Scan the records below. List lines holding "this".

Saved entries
═══

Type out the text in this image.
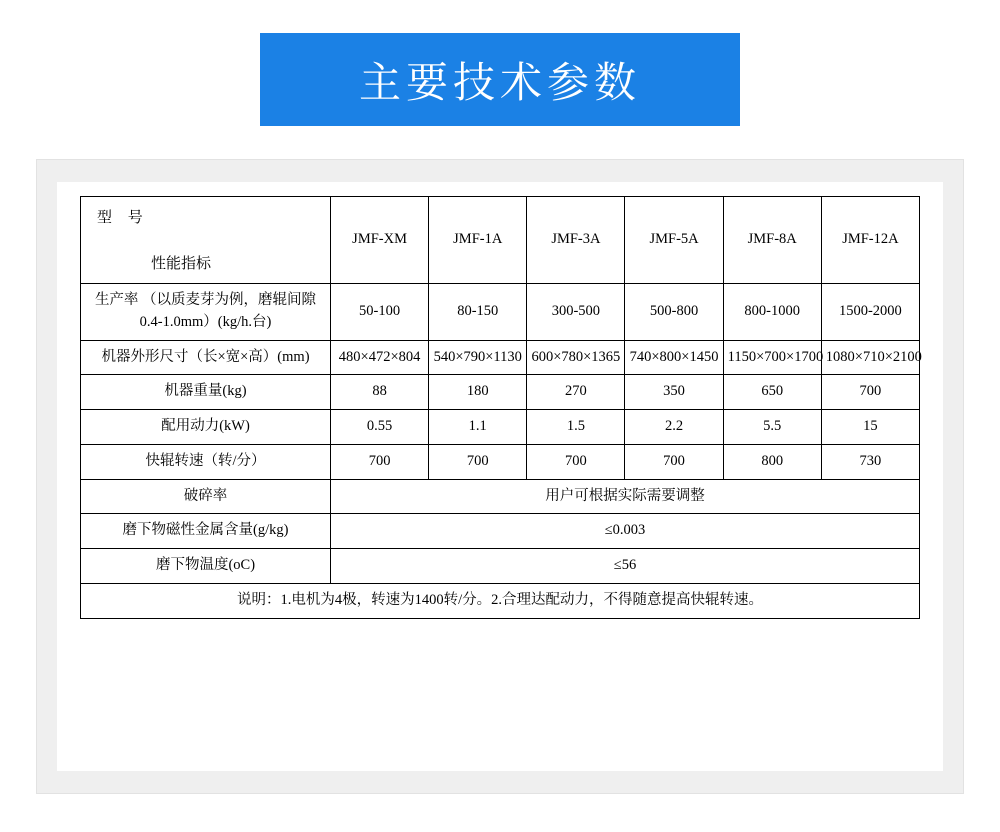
主要技术参数
型 号
性能指标	JMF-XM	JMF-1A	JMF-3A	JMF-5A	JMF-8A	JMF-12A
生产率 （以质麦芽为例，磨辊间隙 0.4-1.0mm）(kg/h.台)	50-100	80-150	300-500	500-800	800-1000	1500-2000
机器外形尺寸（长×宽×高）(mm)	480×472×804	540×790×1130	600×780×1365	740×800×1450	1150×700×1700	1080×710×2100
机器重量(kg)	88	180	270	350	650	700
配用动力(kW)	0.55	1.1	1.5	2.2	5.5	15
快辊转速（转/分）	700	700	700	700	800	730
破碎率	用户可根据实际需要调整					
磨下物磁性金属含量(g/kg)	≤0.003					
磨下物温度(oC)	≤56					
说明：1.电机为4极，转速为1400转/分。2.合理达配动力，不得随意提高快辊转速。						
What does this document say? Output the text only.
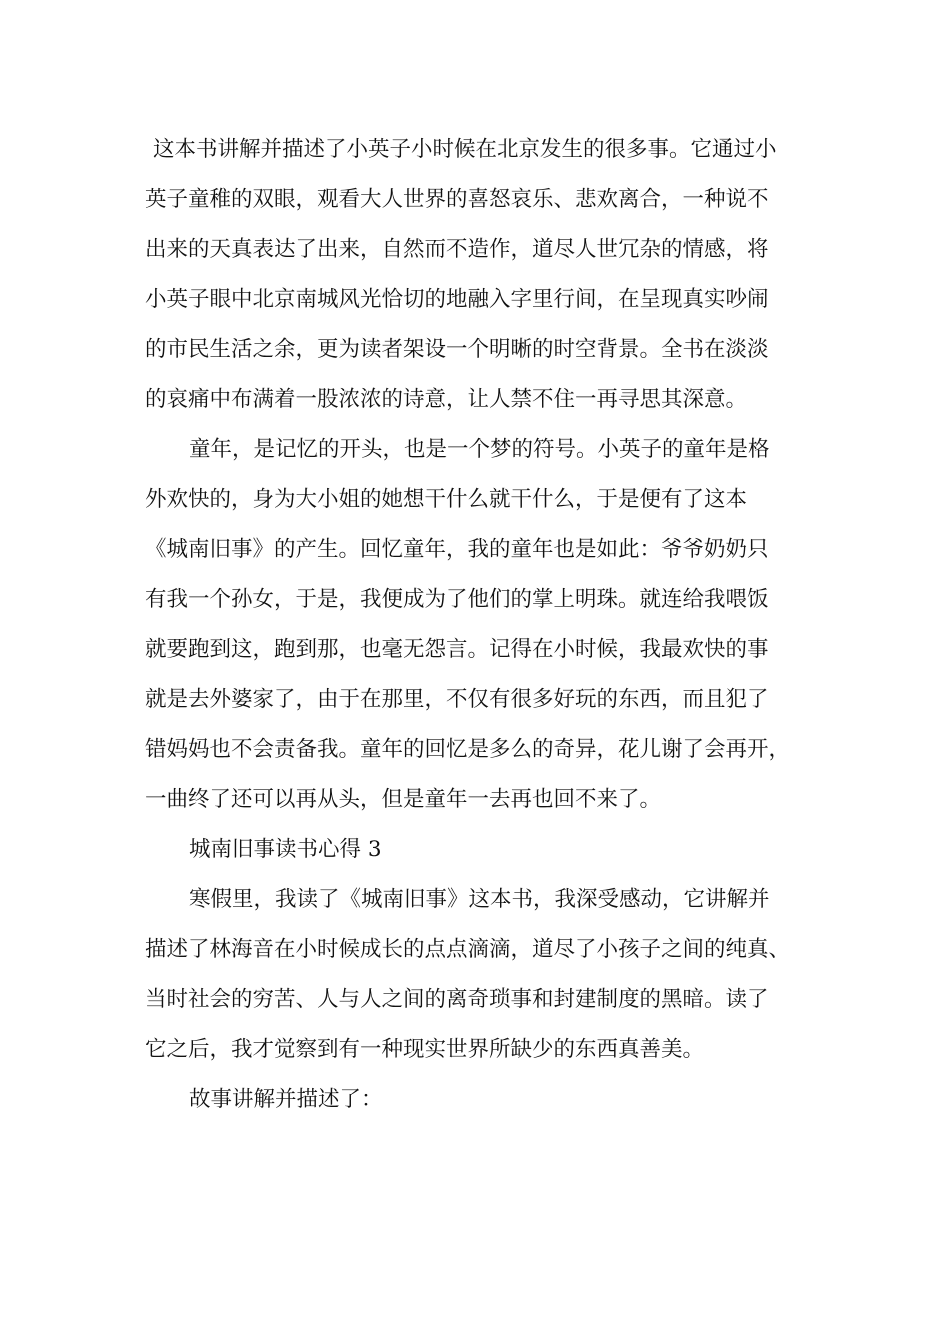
这本书讲解并描述了小英子小时候在北京发生的很多事。它通过小
英子童稚的双眼，观看大人世界的喜怒哀乐、悲欢离合，一种说不
出来的天真表达了出来，自然而不造作，道尽人世冗杂的情感，将
小英子眼中北京南城风光恰切的地融入字里行间，在呈现真实吵闹
的市民生活之余，更为读者架设一个明晰的时空背景。全书在淡淡
的哀痛中布满着一股浓浓的诗意，让人禁不住一再寻思其深意。
童年，是记忆的开头，也是一个梦的符号。小英子的童年是格
外欢快的，身为大小姐的她想干什么就干什么，于是便有了这本
《城南旧事》的产生。回忆童年，我的童年也是如此：爷爷奶奶只
有我一个孙女，于是，我便成为了他们的掌上明珠。就连给我喂饭
就要跑到这，跑到那，也毫无怨言。记得在小时候，我最欢快的事
就是去外婆家了，由于在那里，不仅有很多好玩的东西，而且犯了
错妈妈也不会责备我。童年的回忆是多么的奇异，花儿谢了会再开，
一曲终了还可以再从头，但是童年一去再也回不来了。
城南旧事读书心得 3
寒假里，我读了《城南旧事》这本书，我深受感动，它讲解并
描述了林海音在小时候成长的点点滴滴，道尽了小孩子之间的纯真、
当时社会的穷苦、人与人之间的离奇琐事和封建制度的黑暗。读了
它之后，我才觉察到有一种现实世界所缺少的东西真善美。
故事讲解并描述了：
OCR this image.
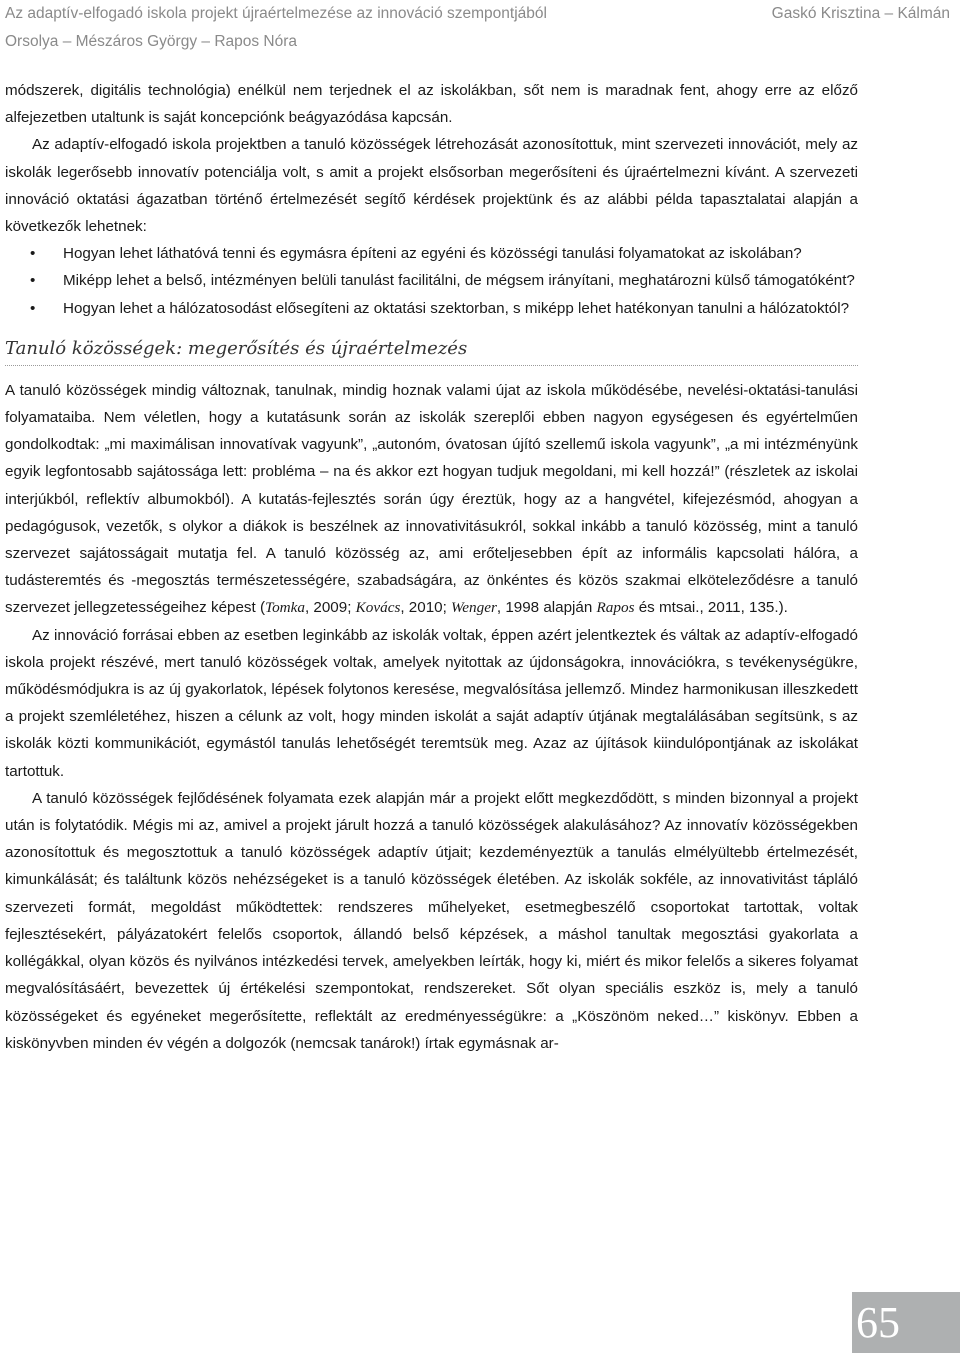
Az adaptív-elfogadó iskola projekt újraértelmezése az innováció szempontjából	Gaskó Krisztina – Kálmán
Orsolya – Mészáros György – Rapos Nóra

módszerek, digitális technológia) enélkül nem terjednek el az iskolákban, sőt nem is maradnak fent, ahogy erre az előző alfejezetben utaltunk is saját koncepciónk beágyazódása kapcsán.

Az adaptív-elfogadó iskola projektben a tanuló közösségek létrehozását azonosítottuk, mint szervezeti innovációt, mely az iskolák legerősebb innovatív potenciálja volt, s amit a projekt elsősorban megerősíteni és újraértelmezni kívánt. A szervezeti innováció oktatási ágazatban történő értelmezését segítő kérdések projektünk és az alábbi példa tapasztalatai alapján a következők lehetnek:

• Hogyan lehet láthatóvá tenni és egymásra építeni az egyéni és közösségi tanulási folyamatokat az iskolában?
• Miképp lehet a belső, intézményen belüli tanulást facilitálni, de mégsem irányítani, meghatározni külső támogatóként?
• Hogyan lehet a hálózatosodást elősegíteni az oktatási szektorban, s miképp lehet hatékonyan tanulni a hálózatoktól?
Tanuló közösségek: megerősítés és újraértelmezés

A tanuló közösségek mindig változnak, tanulnak, mindig hoznak valami újat az iskola működésébe, nevelési-oktatási-tanulási folyamataiba. Nem véletlen, hogy a kutatásunk során az iskolák szereplői ebben nagyon egységesen és egyértelműen gondolkodtak: „mi maximálisan innovatívak vagyunk”, „autonóm, óvatosan újító szellemű iskola vagyunk”, „a mi intézményünk egyik legfontosabb sajátossága lett: probléma – na és akkor ezt hogyan tudjuk megoldani, mi kell hozzá!” (részletek az iskolai interjúkból, reflektív albumokból). A kutatás-fejlesztés során úgy éreztük, hogy az a hangvétel, kifejezésmód, ahogyan a pedagógusok, vezetők, s olykor a diákok is beszélnek az innovativitásukról, sokkal inkább a tanuló közösség, mint a tanuló szervezet sajátosságait mutatja fel. A tanuló közösség az, ami erőteljesebben épít az informális kapcsolati hálóra, a tudásteremtés és -megosztás természetességére, szabadságára, az önkéntes és közös szakmai elköteleződésre a tanuló szervezet jellegzetességeihez képest (Tomka, 2009; Kovács, 2010; Wenger, 1998 alapján Rapos és mtsai., 2011, 135.).

Az innováció forrásai ebben az esetben leginkább az iskolák voltak, éppen azért jelentkeztek és váltak az adaptív-elfogadó iskola projekt részévé, mert tanuló közösségek voltak, amelyek nyitottak az újdonságokra, innovációkra, s tevékenységükre, működésmódjukra is az új gyakorlatok, lépések folytonos keresése, megvalósítása jellemző. Mindez harmonikusan illeszkedett a projekt szemléletéhez, hiszen a célunk az volt, hogy minden iskolát a saját adaptív útjának megtalálásában segítsünk, s az iskolák közti kommunikációt, egymástól tanulás lehetőségét teremtsük meg. Azaz az újítások kiindulópontjának az iskolákat tartottuk.

A tanuló közösségek fejlődésének folyamata ezek alapján már a projekt előtt megkezdődött, s minden bizonnyal a projekt után is folytatódik. Mégis mi az, amivel a projekt járult hozzá a tanuló közösségek alakulásához? Az innovatív közösségekben azonosítottuk és megosztottuk a tanuló közösségek adaptív útjait; kezdeményeztük a tanulás elmélyültebb értelmezését, kimunkálását; és találtunk közös nehézségeket is a tanuló közösségek életében. Az iskolák sokféle, az innovativitást tápláló szervezeti formát, megoldást működtettek: rendszeres műhelyeket, esetmegbeszélő csoportokat tartottak, voltak fejlesztésekért, pályázatokért felelős csoportok, állandó belső képzések, a máshol tanultak megosztási gyakorlata a kollégákkal, olyan közös és nyilvános intézkedési tervek, amelyekben leírták, hogy ki, miért és mikor felelős a sikeres folyamat megvalósításáért, bevezettek új értékelési szempontokat, rendszereket. Sőt olyan speciális eszköz is, mely a tanuló közösségeket és egyéneket megerősítette, reflektált az eredményességükre: a „Köszönöm neked…” kiskönyv. Ebben a kiskönyvben minden év végén a dolgozók (nemcsak tanárok!) írtak egymásnak ar-

65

═══

> **Solved problem**:
Type out the text in this image.
What does this document say? Output the text only.
OCR this image.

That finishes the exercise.